[Records shown start]

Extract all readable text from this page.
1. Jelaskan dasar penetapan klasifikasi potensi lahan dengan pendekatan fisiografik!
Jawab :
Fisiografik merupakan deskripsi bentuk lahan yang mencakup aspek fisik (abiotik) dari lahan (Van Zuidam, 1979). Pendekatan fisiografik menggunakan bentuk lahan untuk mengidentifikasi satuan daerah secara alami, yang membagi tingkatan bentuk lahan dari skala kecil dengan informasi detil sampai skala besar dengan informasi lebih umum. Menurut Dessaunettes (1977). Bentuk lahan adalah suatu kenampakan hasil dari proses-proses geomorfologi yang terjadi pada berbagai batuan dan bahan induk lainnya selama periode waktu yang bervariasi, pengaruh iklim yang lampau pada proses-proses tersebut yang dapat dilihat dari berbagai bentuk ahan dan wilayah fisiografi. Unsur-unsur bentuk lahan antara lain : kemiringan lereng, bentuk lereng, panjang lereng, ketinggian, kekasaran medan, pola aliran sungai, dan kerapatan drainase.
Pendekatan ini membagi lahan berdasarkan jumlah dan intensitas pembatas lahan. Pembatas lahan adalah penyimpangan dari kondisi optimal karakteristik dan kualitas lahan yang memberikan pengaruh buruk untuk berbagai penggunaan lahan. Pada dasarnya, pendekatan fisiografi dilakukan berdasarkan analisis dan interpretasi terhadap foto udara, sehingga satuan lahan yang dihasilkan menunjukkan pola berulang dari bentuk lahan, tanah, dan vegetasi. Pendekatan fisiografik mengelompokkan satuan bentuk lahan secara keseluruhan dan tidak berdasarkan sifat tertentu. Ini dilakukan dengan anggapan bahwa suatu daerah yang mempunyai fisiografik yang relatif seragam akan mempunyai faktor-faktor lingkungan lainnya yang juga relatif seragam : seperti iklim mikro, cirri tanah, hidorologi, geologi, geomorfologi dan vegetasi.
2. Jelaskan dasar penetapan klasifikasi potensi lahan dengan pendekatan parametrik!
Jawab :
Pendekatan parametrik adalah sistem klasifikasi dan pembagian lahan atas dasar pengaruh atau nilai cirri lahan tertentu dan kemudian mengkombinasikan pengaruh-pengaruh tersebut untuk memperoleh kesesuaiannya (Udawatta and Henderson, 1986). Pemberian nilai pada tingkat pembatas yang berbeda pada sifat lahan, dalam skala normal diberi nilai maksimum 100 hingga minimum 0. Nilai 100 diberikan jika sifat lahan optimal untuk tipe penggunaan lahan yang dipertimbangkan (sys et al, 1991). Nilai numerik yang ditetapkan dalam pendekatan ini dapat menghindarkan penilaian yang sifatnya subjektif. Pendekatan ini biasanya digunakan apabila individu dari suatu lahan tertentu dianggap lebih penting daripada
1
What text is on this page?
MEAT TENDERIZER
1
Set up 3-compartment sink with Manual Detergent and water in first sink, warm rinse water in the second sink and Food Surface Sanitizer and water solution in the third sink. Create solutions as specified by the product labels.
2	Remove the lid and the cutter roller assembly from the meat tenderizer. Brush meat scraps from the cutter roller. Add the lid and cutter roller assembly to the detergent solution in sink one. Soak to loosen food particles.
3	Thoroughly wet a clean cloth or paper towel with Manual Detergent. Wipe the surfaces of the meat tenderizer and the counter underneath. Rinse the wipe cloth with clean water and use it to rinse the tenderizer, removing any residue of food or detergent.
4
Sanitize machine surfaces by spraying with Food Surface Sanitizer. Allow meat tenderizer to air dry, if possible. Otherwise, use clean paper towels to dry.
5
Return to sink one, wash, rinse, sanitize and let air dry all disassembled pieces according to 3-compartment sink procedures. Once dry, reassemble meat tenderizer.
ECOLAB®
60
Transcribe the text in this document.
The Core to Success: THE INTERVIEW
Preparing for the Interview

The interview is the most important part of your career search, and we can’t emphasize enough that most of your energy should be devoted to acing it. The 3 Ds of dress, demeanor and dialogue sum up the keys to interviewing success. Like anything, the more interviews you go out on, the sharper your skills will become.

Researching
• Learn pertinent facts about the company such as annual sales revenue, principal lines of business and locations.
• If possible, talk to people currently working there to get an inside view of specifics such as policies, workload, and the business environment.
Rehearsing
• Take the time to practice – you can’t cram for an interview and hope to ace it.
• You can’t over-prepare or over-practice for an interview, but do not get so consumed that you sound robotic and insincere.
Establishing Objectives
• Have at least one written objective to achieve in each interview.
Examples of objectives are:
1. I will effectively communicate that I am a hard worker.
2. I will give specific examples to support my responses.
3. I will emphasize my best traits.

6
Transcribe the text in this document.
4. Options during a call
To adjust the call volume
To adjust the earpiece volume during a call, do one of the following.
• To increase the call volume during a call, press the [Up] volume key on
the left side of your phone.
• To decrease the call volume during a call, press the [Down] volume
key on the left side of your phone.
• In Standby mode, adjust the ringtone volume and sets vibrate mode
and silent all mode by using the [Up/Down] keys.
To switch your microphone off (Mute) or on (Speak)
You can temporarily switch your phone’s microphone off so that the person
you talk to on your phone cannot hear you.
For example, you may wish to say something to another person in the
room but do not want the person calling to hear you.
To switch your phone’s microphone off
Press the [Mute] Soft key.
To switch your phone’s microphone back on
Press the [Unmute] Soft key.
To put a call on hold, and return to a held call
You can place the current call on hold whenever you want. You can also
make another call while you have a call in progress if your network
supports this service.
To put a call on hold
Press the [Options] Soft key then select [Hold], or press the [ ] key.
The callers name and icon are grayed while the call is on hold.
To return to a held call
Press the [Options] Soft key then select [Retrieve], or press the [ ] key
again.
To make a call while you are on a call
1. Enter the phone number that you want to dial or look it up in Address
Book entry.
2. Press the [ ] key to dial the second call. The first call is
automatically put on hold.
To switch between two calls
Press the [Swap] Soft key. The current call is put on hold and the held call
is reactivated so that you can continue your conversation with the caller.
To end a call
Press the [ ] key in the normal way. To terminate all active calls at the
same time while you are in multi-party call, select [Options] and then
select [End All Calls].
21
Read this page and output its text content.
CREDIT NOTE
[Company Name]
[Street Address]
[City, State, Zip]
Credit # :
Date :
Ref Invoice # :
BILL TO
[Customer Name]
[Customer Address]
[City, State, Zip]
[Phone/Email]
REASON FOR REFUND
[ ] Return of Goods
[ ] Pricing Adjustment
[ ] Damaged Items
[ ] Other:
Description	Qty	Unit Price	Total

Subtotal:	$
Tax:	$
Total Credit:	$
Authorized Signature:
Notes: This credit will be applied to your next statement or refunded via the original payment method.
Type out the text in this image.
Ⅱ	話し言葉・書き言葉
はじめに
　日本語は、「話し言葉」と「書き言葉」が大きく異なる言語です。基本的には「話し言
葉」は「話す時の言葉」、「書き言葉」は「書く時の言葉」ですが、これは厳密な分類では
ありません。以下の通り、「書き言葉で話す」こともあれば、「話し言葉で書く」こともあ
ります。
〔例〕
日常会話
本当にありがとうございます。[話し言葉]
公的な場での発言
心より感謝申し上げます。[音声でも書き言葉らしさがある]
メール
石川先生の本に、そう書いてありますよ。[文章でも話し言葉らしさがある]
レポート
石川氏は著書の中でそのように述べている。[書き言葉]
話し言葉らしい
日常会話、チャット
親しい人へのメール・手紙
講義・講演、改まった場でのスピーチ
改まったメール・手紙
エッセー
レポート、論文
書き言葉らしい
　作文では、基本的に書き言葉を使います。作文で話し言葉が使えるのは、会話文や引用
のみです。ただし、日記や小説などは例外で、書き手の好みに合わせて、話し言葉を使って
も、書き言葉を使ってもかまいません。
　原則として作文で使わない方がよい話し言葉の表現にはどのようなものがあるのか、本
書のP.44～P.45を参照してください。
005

[Records shown end]

Set down every line of the listing above again, exactly as given.

* Task result:
Extract all readable text from this page.
1. Jelaskan dasar penetapan klasifikasi potensi lahan dengan pendekatan fisiografik!
Jawab :
Fisiografik merupakan deskripsi bentuk lahan yang mencakup aspek fisik (abiotik) dari lahan (Van Zuidam, 1979). Pendekatan fisiografik menggunakan bentuk lahan untuk mengidentifikasi satuan daerah secara alami, yang membagi tingkatan bentuk lahan dari skala kecil dengan informasi detil sampai skala besar dengan informasi lebih umum. Menurut Dessaunettes (1977). Bentuk lahan adalah suatu kenampakan hasil dari proses-proses geomorfologi yang terjadi pada berbagai batuan dan bahan induk lainnya selama periode waktu yang bervariasi, pengaruh iklim yang lampau pada proses-proses tersebut yang dapat dilihat dari berbagai bentuk ahan dan wilayah fisiografi. Unsur-unsur bentuk lahan antara lain : kemiringan lereng, bentuk lereng, panjang lereng, ketinggian, kekasaran medan, pola aliran sungai, dan kerapatan drainase.
Pendekatan ini membagi lahan berdasarkan jumlah dan intensitas pembatas lahan. Pembatas lahan adalah penyimpangan dari kondisi optimal karakteristik dan kualitas lahan yang memberikan pengaruh buruk untuk berbagai penggunaan lahan. Pada dasarnya, pendekatan fisiografi dilakukan berdasarkan analisis dan interpretasi terhadap foto udara, sehingga satuan lahan yang dihasilkan menunjukkan pola berulang dari bentuk lahan, tanah, dan vegetasi. Pendekatan fisiografik mengelompokkan satuan bentuk lahan secara keseluruhan dan tidak berdasarkan sifat tertentu. Ini dilakukan dengan anggapan bahwa suatu daerah yang mempunyai fisiografik yang relatif seragam akan mempunyai faktor-faktor lingkungan lainnya yang juga relatif seragam : seperti iklim mikro, cirri tanah, hidorologi, geologi, geomorfologi dan vegetasi.
2. Jelaskan dasar penetapan klasifikasi potensi lahan dengan pendekatan parametrik!
Jawab :
Pendekatan parametrik adalah sistem klasifikasi dan pembagian lahan atas dasar pengaruh atau nilai cirri lahan tertentu dan kemudian mengkombinasikan pengaruh-pengaruh tersebut untuk memperoleh kesesuaiannya (Udawatta and Henderson, 1986). Pemberian nilai pada tingkat pembatas yang berbeda pada sifat lahan, dalam skala normal diberi nilai maksimum 100 hingga minimum 0. Nilai 100 diberikan jika sifat lahan optimal untuk tipe penggunaan lahan yang dipertimbangkan (sys et al, 1991). Nilai numerik yang ditetapkan dalam pendekatan ini dapat menghindarkan penilaian yang sifatnya subjektif. Pendekatan ini biasanya digunakan apabila individu dari suatu lahan tertentu dianggap lebih penting daripada
1
What text is on this page?
MEAT TENDERIZER
1
Set up 3-compartment sink with Manual Detergent and water in first sink, warm rinse water in the second sink and Food Surface Sanitizer and water solution in the third sink. Create solutions as specified by the product labels.
2	Remove the lid and the cutter roller assembly from the meat tenderizer. Brush meat scraps from the cutter roller. Add the lid and cutter roller assembly to the detergent solution in sink one. Soak to loosen food particles.
3	Thoroughly wet a clean cloth or paper towel with Manual Detergent. Wipe the surfaces of the meat tenderizer and the counter underneath. Rinse the wipe cloth with clean water and use it to rinse the tenderizer, removing any residue of food or detergent.
4
Sanitize machine surfaces by spraying with Food Surface Sanitizer. Allow meat tenderizer to air dry, if possible. Otherwise, use clean paper towels to dry.
5
Return to sink one, wash, rinse, sanitize and let air dry all disassembled pieces according to 3-compartment sink procedures. Once dry, reassemble meat tenderizer.
ECOLAB®
60
Transcribe the text in this document.
The Core to Success: THE INTERVIEW
Preparing for the Interview

The interview is the most important part of your career search, and we can’t emphasize enough that most of your energy should be devoted to acing it. The 3 Ds of dress, demeanor and dialogue sum up the keys to interviewing success. Like anything, the more interviews you go out on, the sharper your skills will become.

Researching
• Learn pertinent facts about the company such as annual sales revenue, principal lines of business and locations.
• If possible, talk to people currently working there to get an inside view of specifics such as policies, workload, and the business environment.
Rehearsing
• Take the time to practice – you can’t cram for an interview and hope to ace it.
• You can’t over-prepare or over-practice for an interview, but do not get so consumed that you sound robotic and insincere.
Establishing Objectives
• Have at least one written objective to achieve in each interview.
Examples of objectives are:
1. I will effectively communicate that I am a hard worker.
2. I will give specific examples to support my responses.
3. I will emphasize my best traits.

6
Transcribe the text in this document.
4. Options during a call
To adjust the call volume
To adjust the earpiece volume during a call, do one of the following.
• To increase the call volume during a call, press the [Up] volume key on
the left side of your phone.
• To decrease the call volume during a call, press the [Down] volume
key on the left side of your phone.
• In Standby mode, adjust the ringtone volume and sets vibrate mode
and silent all mode by using the [Up/Down] keys.
To switch your microphone off (Mute) or on (Speak)
You can temporarily switch your phone’s microphone off so that the person
you talk to on your phone cannot hear you.
For example, you may wish to say something to another person in the
room but do not want the person calling to hear you.
To switch your phone’s microphone off
Press the [Mute] Soft key.
To switch your phone’s microphone back on
Press the [Unmute] Soft key.
To put a call on hold, and return to a held call
You can place the current call on hold whenever you want. You can also
make another call while you have a call in progress if your network
supports this service.
To put a call on hold
Press the [Options] Soft key then select [Hold], or press the [ ] key.
The callers name and icon are grayed while the call is on hold.
To return to a held call
Press the [Options] Soft key then select [Retrieve], or press the [ ] key
again.
To make a call while you are on a call
1. Enter the phone number that you want to dial or look it up in Address
Book entry.
2. Press the [ ] key to dial the second call. The first call is
automatically put on hold.
To switch between two calls
Press the [Swap] Soft key. The current call is put on hold and the held call
is reactivated so that you can continue your conversation with the caller.
To end a call
Press the [ ] key in the normal way. To terminate all active calls at the
same time while you are in multi-party call, select [Options] and then
select [End All Calls].
21
Read this page and output its text content.
CREDIT NOTE
[Company Name]
[Street Address]
[City, State, Zip]
Credit # :
Date :
Ref Invoice # :
BILL TO
[Customer Name]
[Customer Address]
[City, State, Zip]
[Phone/Email]
REASON FOR REFUND
[ ] Return of Goods
[ ] Pricing Adjustment
[ ] Damaged Items
[ ] Other:
Description	Qty	Unit Price	Total

Subtotal:	$
Tax:	$
Total Credit:	$
Authorized Signature:
Notes: This credit will be applied to your next statement or refunded via the original payment method.
Type out the text in this image.
Ⅱ	話し言葉・書き言葉
はじめに
　日本語は、「話し言葉」と「書き言葉」が大きく異なる言語です。基本的には「話し言
葉」は「話す時の言葉」、「書き言葉」は「書く時の言葉」ですが、これは厳密な分類では
ありません。以下の通り、「書き言葉で話す」こともあれば、「話し言葉で書く」こともあ
ります。
〔例〕
日常会話
本当にありがとうございます。[話し言葉]
公的な場での発言
心より感謝申し上げます。[音声でも書き言葉らしさがある]
メール
石川先生の本に、そう書いてありますよ。[文章でも話し言葉らしさがある]
レポート
石川氏は著書の中でそのように述べている。[書き言葉]
話し言葉らしい
日常会話、チャット
親しい人へのメール・手紙
講義・講演、改まった場でのスピーチ
改まったメール・手紙
エッセー
レポート、論文
書き言葉らしい
　作文では、基本的に書き言葉を使います。作文で話し言葉が使えるのは、会話文や引用
のみです。ただし、日記や小説などは例外で、書き手の好みに合わせて、話し言葉を使って
も、書き言葉を使ってもかまいません。
　原則として作文で使わない方がよい話し言葉の表現にはどのようなものがあるのか、本
書のP.44～P.45を参照してください。
005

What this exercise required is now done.